▸ **STATED EXERCISE**
Select the lines that contain "author" and copy each of them.

▸ **DATA**
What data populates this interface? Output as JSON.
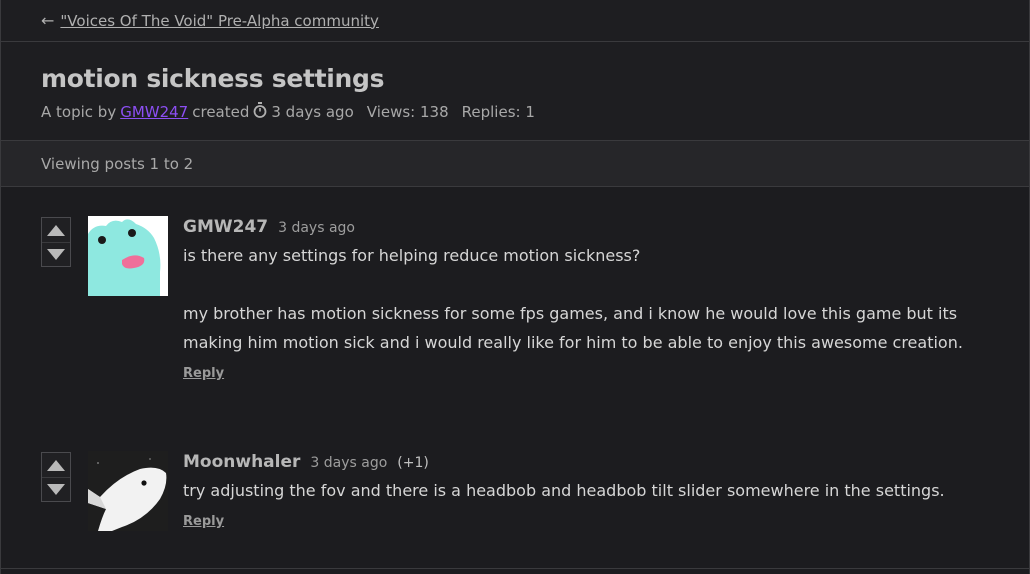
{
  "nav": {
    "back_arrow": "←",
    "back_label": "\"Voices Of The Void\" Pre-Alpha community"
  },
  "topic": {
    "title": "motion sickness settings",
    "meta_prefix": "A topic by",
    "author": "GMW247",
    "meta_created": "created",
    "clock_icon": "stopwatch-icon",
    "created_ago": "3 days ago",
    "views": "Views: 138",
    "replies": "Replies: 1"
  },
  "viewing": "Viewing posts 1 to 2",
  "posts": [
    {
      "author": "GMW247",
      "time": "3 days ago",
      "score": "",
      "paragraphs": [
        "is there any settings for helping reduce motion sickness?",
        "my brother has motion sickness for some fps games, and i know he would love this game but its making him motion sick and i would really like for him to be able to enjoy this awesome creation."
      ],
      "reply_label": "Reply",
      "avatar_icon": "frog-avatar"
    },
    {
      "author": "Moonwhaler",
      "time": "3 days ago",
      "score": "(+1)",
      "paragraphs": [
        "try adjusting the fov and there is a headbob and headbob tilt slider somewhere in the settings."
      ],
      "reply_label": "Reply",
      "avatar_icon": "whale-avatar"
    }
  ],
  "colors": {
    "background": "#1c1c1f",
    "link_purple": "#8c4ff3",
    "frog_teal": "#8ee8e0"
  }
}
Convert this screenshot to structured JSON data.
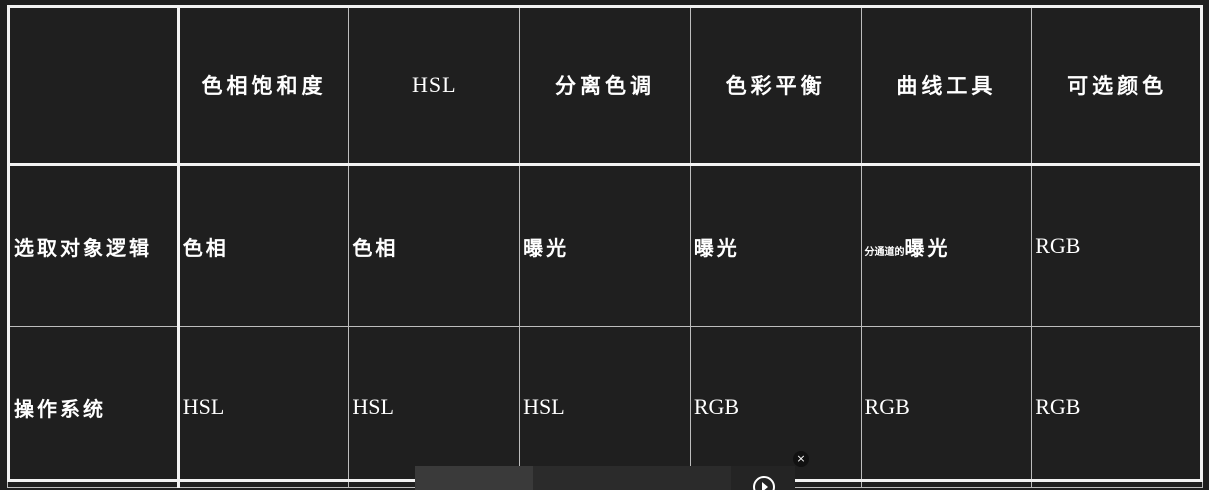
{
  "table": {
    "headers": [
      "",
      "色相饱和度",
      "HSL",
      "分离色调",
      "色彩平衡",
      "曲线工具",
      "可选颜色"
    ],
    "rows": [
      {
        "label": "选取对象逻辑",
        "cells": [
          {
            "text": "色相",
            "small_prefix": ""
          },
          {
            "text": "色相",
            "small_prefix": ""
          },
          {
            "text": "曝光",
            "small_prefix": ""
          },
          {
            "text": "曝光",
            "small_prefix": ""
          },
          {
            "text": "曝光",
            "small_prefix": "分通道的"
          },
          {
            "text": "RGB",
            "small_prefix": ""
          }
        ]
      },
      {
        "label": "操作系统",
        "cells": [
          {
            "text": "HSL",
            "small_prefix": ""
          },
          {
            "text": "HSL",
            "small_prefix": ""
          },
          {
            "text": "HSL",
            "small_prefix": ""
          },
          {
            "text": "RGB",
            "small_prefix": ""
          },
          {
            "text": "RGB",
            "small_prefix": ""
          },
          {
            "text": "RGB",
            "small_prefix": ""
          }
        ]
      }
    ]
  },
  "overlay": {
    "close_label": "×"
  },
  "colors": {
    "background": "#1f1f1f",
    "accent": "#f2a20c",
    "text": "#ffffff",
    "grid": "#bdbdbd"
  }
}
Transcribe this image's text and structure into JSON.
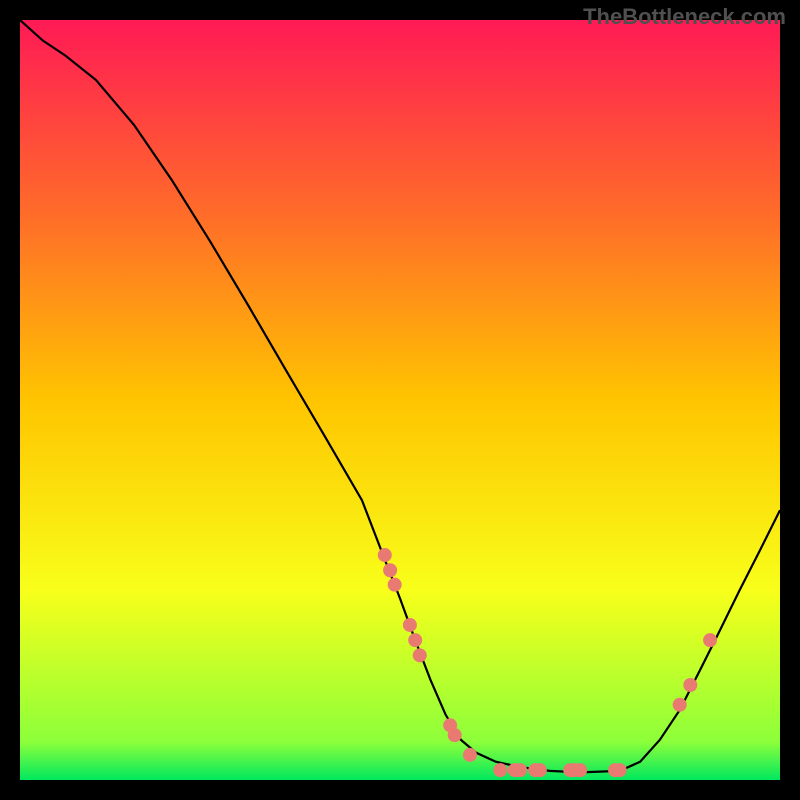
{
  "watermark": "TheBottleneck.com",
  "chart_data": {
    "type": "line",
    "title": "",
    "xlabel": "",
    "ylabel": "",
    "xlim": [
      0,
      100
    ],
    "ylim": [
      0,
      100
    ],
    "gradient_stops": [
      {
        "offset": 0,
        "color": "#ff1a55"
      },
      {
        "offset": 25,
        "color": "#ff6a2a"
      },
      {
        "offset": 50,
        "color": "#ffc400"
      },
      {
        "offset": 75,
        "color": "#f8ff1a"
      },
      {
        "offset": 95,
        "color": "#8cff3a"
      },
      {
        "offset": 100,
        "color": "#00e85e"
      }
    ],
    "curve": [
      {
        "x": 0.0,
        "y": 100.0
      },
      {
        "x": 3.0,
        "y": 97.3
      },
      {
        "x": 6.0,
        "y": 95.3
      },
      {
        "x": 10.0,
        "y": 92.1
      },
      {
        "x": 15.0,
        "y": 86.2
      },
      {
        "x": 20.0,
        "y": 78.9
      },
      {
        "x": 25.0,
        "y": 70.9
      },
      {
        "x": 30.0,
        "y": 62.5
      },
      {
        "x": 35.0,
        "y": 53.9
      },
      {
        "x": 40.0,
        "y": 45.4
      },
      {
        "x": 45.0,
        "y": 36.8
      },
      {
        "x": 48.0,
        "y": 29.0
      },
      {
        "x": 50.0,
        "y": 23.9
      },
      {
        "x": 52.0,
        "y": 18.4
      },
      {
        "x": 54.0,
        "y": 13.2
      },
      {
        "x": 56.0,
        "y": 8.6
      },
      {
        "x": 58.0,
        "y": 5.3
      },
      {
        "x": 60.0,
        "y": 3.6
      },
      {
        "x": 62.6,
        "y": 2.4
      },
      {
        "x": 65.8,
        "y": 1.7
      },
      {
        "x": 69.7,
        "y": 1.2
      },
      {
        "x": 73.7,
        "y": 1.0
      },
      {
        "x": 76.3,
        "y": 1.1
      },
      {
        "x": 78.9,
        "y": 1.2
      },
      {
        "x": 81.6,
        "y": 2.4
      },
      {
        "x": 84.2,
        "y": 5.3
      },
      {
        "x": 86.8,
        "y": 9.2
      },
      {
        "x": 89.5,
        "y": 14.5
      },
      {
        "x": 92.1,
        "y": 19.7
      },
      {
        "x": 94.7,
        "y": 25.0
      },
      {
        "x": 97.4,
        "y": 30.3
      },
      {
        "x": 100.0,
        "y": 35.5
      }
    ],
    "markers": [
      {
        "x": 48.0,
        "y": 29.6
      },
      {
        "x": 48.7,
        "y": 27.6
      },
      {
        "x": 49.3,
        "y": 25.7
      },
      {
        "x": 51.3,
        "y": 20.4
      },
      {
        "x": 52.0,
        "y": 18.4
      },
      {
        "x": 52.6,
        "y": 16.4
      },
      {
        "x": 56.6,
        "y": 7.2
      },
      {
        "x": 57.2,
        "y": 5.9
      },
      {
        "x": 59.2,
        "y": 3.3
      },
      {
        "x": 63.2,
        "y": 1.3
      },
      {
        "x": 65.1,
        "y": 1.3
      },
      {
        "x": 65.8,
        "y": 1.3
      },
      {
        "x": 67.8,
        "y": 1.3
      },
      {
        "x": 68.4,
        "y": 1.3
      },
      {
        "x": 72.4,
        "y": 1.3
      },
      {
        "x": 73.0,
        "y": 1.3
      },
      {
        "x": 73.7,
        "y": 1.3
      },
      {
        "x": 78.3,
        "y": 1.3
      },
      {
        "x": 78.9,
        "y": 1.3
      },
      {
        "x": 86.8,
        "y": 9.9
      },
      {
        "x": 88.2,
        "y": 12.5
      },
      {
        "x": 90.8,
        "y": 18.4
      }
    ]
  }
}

▸ **EXERCISE RESPONSE**
    "author": "GMW247",
      "author": "GMW247",
      "author": "Moonwhaler",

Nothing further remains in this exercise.